• EXTRACT PROVIDED:
▬▬▬
# Foamular XPS Rigid Foam Question



## Jalopy (Jan 25, 2017)

I am in the planning stages of finishing a bi-level ("walkout") basement. I am planning to use 2" of XPS rigid foam on all walls from slab to joists (and fitted into the joist cavities). This would mean I'll be fastening the rigid foam to both the below-grade concrete sections of the wall and the above grade sections which are studded and have R20 batts in them. I currently have poly over the stud/batts sections, but was going to remove the poly and then affix the rigid foam directly to the studs as Todd Fratzel does in his DIY Basement Insulation video on youtube. 

Finally my question. I can get a pretty ridiculous deal on some salvaged 2" rigid foam that is marketed for roofing. The brand is Owens Corning Foamular 350. I can get it for about $6 per 2-inch 2'x8'. Would this be suitable for below grade applications? Is it essentially the same thing as the Foamular C300? So far, I've been unable to find anything on using it in a basement interior.


----------



## akjose (Jan 1, 2013)
▬▬▬
• DATA EXTRACT:

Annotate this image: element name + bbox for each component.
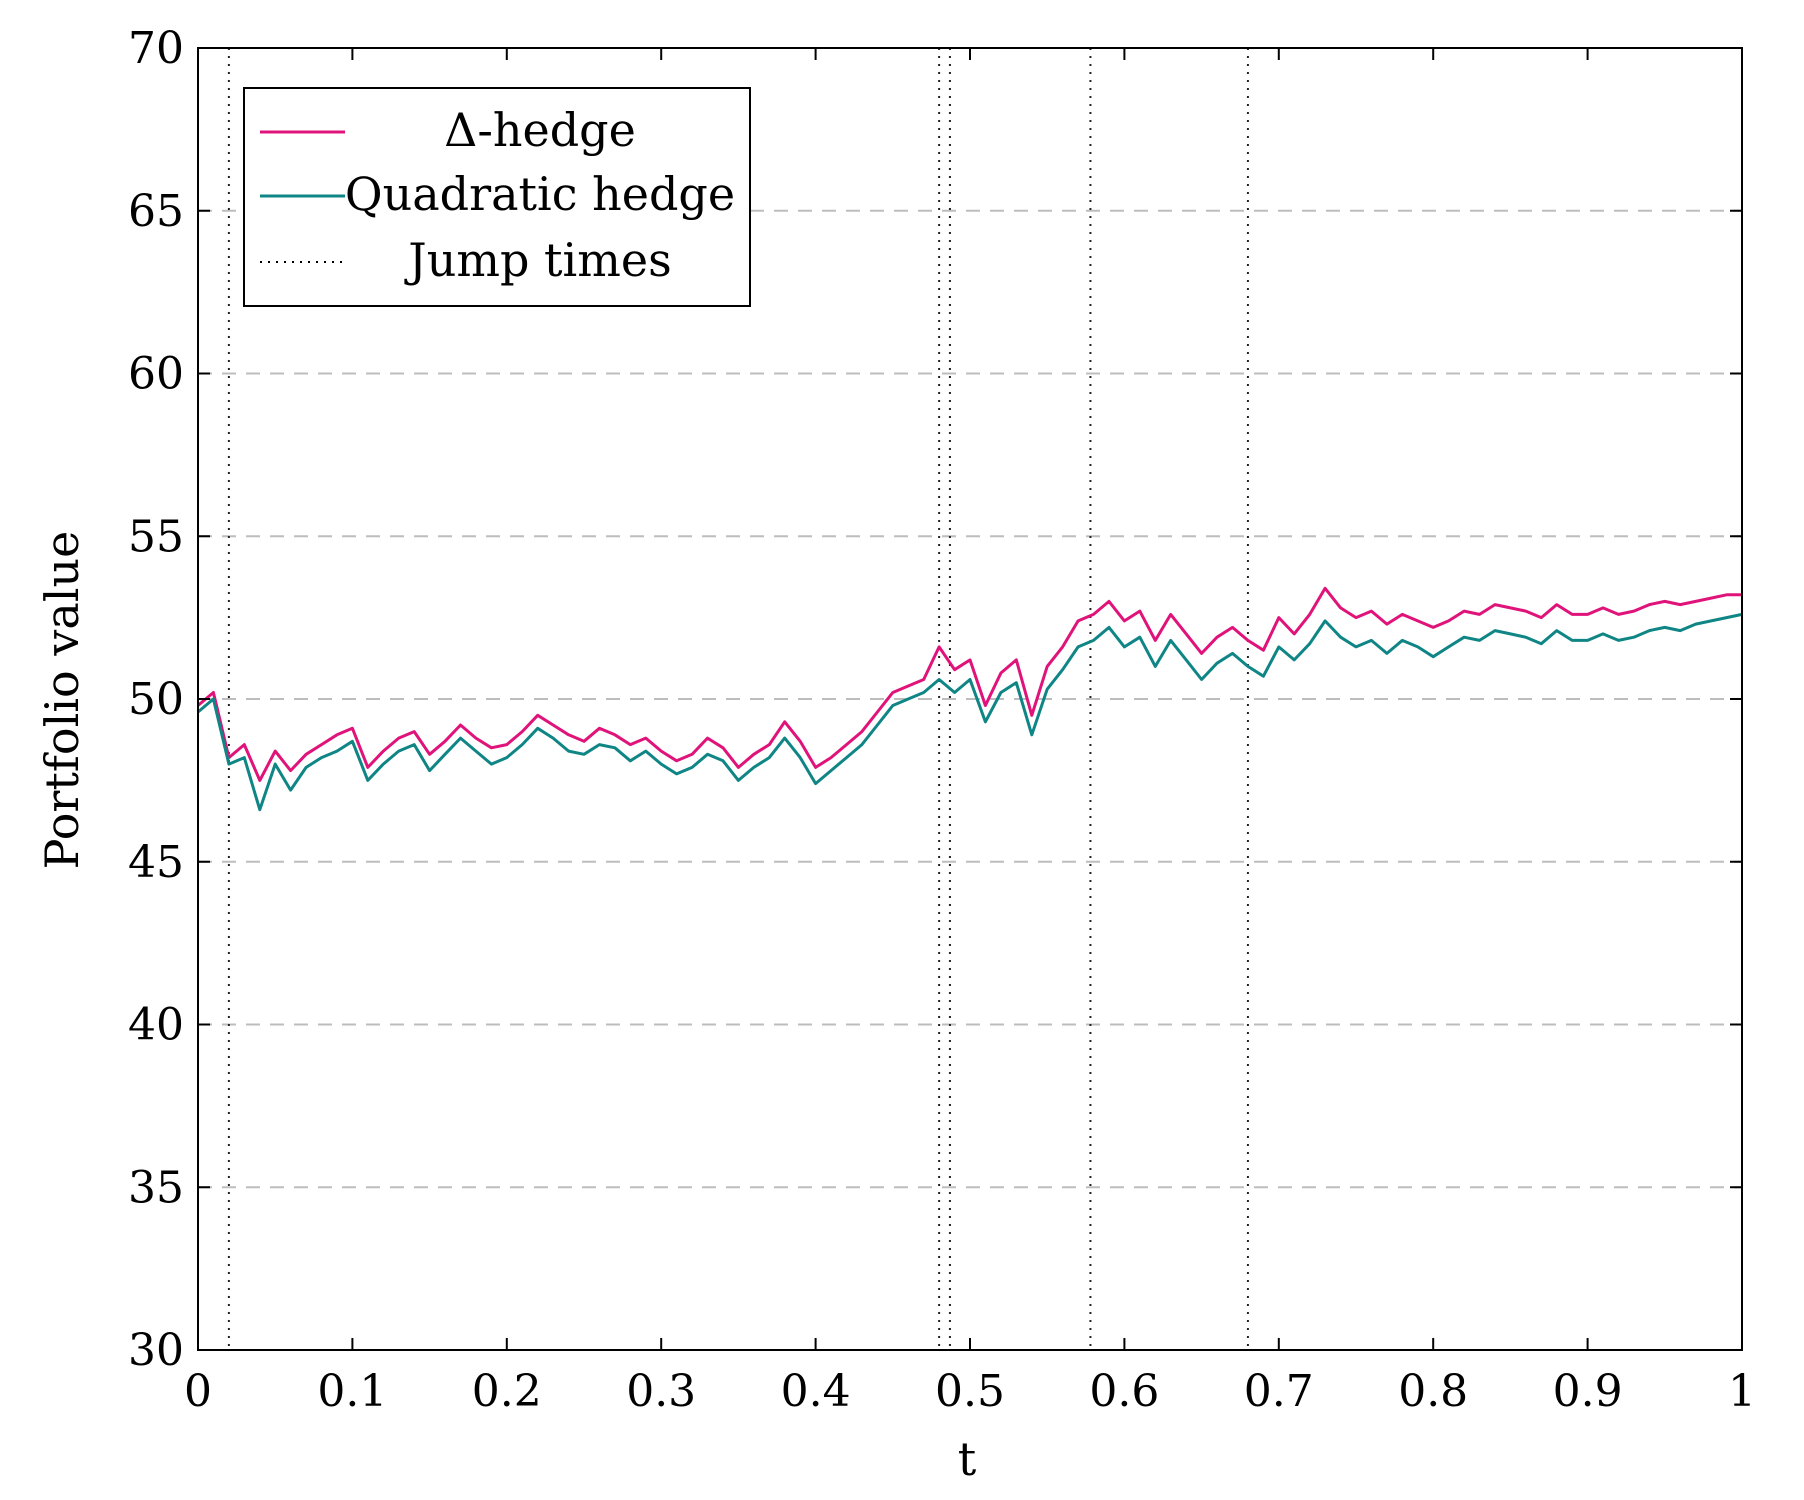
▬▬▬
• TASKS FOR THIS EXERCISE:
a: In the Foamular foam thread, what price does the poster give for the salvaged roofing foam?
b: Please continue the Foamular foam thread from the point where it stops.
The data has no connection to the Foamular foam thread.

• RESPONSES IN ORDER:
a: About $6 per 2-inch 2'x8' sheet.

b:
"Owens Corning Canada LP
does*not recommend rigid
extruded polystyrene (XPS) board
in the following locations:
• In soils that may contain
hydrocarbons and other
petroleum derivatives, and all
other products that may cause
corrosion and deterioration of the
polystyrene boards.
Consult soils investigation reports
and an Owens Corning Canada
regional technical support
representative."

Found Here

Not sure what that means for you.


----------



## Gary in WA (Mar 11, 2009)

--------Welcome to the forums!----------------------------

Could you describe the above-grade wall make-up of materials, please.

Gary


----------



## Jalopy (Jan 25, 2017)

The house is 8 years old. The areas that are above grade were studded by the builder and filled with white R20 insulation and a poly vapour barrier over them. Below that area, I have cement wall covered with builder's R12 pink wall wrap (picture attached). 

In regard to using roofing XPS in a basement application, I decided to write Owens Corning and they replied the following:

_Both the Foamular roofing rigid foam and the Foamular C300 are closed cell extruded polystyrene insulation. Both would be acceptable to use as insulation in the basement against a concrete wall as they have the same R-Value, R-5 per inch. The only difference that you are looking at performance wise would be the compressive strength of the product. We would recommend checking your local building codes._


----------



## Gary in WA (Mar 11, 2009)

Local code rules...
a good read; ftp://ftp.cmhc-schl.gc.ca/chic-ccdh...ngual/Vapour_Permeance_Volume_1_Web_sept5.pdf

Questions later..

Gary


----------



## Jalopy (Jan 25, 2017)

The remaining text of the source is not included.